Written request »
Search the data below for "Serviettenknödel"; list each line that holds it.

Exercise inputs »
--- begin ---
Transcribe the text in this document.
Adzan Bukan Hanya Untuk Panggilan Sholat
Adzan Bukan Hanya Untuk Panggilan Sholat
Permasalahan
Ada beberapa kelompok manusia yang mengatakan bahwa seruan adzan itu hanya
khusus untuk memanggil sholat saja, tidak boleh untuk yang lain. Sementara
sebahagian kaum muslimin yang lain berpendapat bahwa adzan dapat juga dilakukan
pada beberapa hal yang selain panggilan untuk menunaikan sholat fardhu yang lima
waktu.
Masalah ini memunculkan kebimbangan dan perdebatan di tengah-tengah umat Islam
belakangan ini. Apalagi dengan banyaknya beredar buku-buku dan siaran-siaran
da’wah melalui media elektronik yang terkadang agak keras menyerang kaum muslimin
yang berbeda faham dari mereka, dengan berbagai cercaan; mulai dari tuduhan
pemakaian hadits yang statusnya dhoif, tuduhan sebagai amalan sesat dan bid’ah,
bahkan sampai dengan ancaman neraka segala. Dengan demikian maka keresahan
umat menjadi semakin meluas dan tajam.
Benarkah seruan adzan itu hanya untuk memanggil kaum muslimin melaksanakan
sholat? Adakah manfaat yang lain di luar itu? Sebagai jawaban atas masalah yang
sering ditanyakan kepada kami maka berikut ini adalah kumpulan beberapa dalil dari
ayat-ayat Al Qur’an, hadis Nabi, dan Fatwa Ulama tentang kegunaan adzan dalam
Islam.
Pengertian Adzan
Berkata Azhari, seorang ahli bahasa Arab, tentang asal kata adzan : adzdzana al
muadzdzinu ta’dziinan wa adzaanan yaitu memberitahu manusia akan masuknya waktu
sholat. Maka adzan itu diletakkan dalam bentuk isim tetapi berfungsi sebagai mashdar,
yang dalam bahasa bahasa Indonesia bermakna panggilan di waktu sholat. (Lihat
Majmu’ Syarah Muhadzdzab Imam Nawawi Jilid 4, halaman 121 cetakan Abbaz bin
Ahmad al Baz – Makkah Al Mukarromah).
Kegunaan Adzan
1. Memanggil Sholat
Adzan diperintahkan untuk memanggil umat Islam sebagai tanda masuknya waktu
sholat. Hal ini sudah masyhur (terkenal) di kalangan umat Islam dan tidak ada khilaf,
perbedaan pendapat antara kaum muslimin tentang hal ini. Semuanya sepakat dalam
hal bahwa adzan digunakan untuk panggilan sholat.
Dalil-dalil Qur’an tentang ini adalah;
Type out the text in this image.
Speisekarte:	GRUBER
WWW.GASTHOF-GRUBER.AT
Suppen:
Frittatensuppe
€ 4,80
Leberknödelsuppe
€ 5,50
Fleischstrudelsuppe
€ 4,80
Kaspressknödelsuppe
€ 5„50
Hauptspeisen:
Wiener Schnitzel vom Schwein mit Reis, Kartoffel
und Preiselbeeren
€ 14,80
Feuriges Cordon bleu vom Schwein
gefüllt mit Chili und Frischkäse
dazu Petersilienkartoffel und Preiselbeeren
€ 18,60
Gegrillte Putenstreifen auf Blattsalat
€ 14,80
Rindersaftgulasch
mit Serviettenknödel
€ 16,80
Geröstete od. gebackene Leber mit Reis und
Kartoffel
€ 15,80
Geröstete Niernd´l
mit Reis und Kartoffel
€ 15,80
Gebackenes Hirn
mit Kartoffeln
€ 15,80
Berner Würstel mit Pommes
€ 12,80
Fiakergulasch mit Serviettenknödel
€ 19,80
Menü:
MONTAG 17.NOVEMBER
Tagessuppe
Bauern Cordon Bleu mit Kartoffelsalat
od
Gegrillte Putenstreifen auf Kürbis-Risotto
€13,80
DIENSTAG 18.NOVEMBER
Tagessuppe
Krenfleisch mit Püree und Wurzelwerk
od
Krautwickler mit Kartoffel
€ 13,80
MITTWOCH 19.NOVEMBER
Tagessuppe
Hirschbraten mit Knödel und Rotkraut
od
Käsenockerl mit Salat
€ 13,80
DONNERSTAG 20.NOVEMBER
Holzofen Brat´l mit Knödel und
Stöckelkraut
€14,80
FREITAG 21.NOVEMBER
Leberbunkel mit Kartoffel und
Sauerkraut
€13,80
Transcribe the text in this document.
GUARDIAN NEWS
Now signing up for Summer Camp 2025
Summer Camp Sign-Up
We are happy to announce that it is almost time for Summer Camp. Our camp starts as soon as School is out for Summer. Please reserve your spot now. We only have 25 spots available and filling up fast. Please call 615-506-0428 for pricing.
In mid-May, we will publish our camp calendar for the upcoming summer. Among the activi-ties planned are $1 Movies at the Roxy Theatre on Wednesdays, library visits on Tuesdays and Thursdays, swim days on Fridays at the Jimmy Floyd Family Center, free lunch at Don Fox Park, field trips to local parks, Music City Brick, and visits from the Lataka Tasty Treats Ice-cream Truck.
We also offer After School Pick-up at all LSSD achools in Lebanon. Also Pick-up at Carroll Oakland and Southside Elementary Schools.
--- end ---
Output below »
mit Serviettenknödel
Fiakergulasch mit Serviettenknödel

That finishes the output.